::: Data extract

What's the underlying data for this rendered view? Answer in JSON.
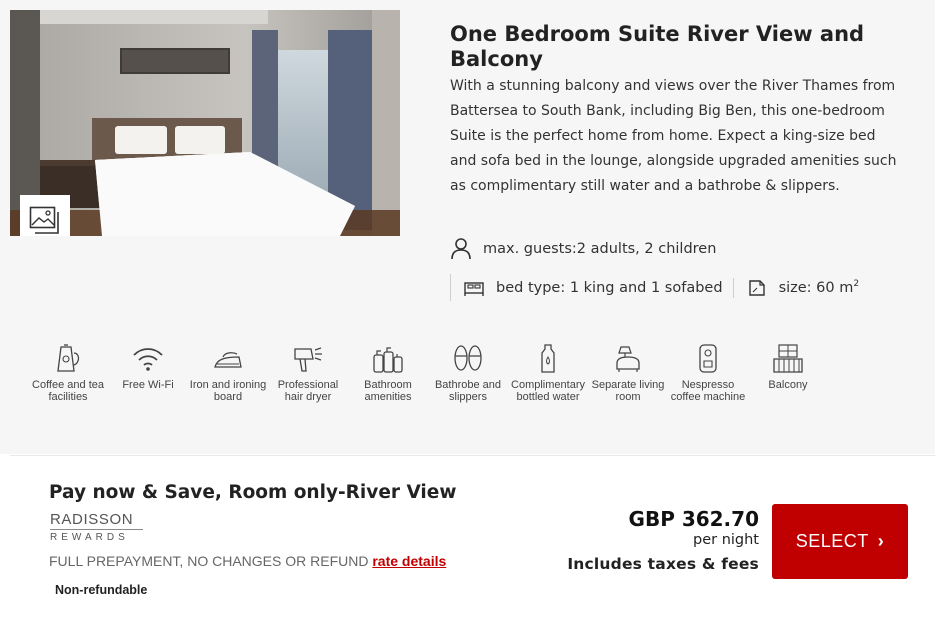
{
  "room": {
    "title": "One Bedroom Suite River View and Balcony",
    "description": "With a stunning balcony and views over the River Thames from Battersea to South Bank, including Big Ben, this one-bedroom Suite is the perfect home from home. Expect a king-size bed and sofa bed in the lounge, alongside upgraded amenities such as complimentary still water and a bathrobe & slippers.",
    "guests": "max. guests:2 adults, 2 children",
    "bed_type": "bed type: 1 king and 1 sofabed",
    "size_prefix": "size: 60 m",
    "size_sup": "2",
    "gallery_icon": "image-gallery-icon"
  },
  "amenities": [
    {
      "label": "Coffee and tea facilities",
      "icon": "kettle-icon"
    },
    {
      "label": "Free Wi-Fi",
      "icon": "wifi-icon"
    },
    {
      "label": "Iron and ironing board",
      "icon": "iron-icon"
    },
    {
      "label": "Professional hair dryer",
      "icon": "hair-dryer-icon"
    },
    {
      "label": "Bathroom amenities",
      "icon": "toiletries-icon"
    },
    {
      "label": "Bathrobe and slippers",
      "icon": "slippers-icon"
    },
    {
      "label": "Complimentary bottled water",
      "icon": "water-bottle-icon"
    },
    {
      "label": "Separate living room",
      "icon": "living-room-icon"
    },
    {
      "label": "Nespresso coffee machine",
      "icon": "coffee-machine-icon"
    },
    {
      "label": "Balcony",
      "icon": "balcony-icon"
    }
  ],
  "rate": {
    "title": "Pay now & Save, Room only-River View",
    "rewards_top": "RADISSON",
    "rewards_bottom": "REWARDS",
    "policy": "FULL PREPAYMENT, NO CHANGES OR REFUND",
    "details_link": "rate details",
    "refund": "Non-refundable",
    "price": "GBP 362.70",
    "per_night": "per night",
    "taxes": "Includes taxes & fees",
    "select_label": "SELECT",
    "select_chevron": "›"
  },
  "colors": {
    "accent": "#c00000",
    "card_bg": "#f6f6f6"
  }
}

::::::

*What to produce:*
Supply the count of lines in the entries that contain the word "living", and nothing besides.

*Answer to the problem:*
2